• Exercise directions
Write out each line beneath this one exactly as it reads.

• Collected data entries
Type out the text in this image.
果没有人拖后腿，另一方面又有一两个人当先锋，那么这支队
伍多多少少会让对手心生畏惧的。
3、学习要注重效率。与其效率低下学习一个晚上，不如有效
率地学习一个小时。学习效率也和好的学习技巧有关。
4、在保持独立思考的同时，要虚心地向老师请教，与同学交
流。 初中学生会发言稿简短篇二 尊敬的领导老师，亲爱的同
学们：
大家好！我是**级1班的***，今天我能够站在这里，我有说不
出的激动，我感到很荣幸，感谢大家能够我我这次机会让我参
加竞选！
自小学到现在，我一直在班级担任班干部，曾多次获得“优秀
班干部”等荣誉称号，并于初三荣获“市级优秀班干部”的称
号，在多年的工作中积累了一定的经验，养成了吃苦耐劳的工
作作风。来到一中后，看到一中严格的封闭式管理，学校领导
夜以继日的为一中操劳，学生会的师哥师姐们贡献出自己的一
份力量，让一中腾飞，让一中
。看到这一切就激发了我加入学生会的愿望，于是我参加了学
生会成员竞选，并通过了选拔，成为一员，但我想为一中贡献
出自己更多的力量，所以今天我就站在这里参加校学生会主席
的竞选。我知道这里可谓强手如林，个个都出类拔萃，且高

• Written answer
Type out the text in this image.
果没有人拖后腿，另一方面又有一两个人当先锋，那么这支队
伍多多少少会让对手心生畏惧的。
3、学习要注重效率。与其效率低下学习一个晚上，不如有效
率地学习一个小时。学习效率也和好的学习技巧有关。
4、在保持独立思考的同时，要虚心地向老师请教，与同学交
流。 初中学生会发言稿简短篇二 尊敬的领导老师，亲爱的同
学们：
大家好！我是**级1班的***，今天我能够站在这里，我有说不
出的激动，我感到很荣幸，感谢大家能够我我这次机会让我参
加竞选！
自小学到现在，我一直在班级担任班干部，曾多次获得“优秀
班干部”等荣誉称号，并于初三荣获“市级优秀班干部”的称
号，在多年的工作中积累了一定的经验，养成了吃苦耐劳的工
作作风。来到一中后，看到一中严格的封闭式管理，学校领导
夜以继日的为一中操劳，学生会的师哥师姐们贡献出自己的一
份力量，让一中腾飞，让一中
。看到这一切就激发了我加入学生会的愿望，于是我参加了学
生会成员竞选，并通过了选拔，成为一员，但我想为一中贡献
出自己更多的力量，所以今天我就站在这里参加校学生会主席
的竞选。我知道这里可谓强手如林，个个都出类拔萃，且高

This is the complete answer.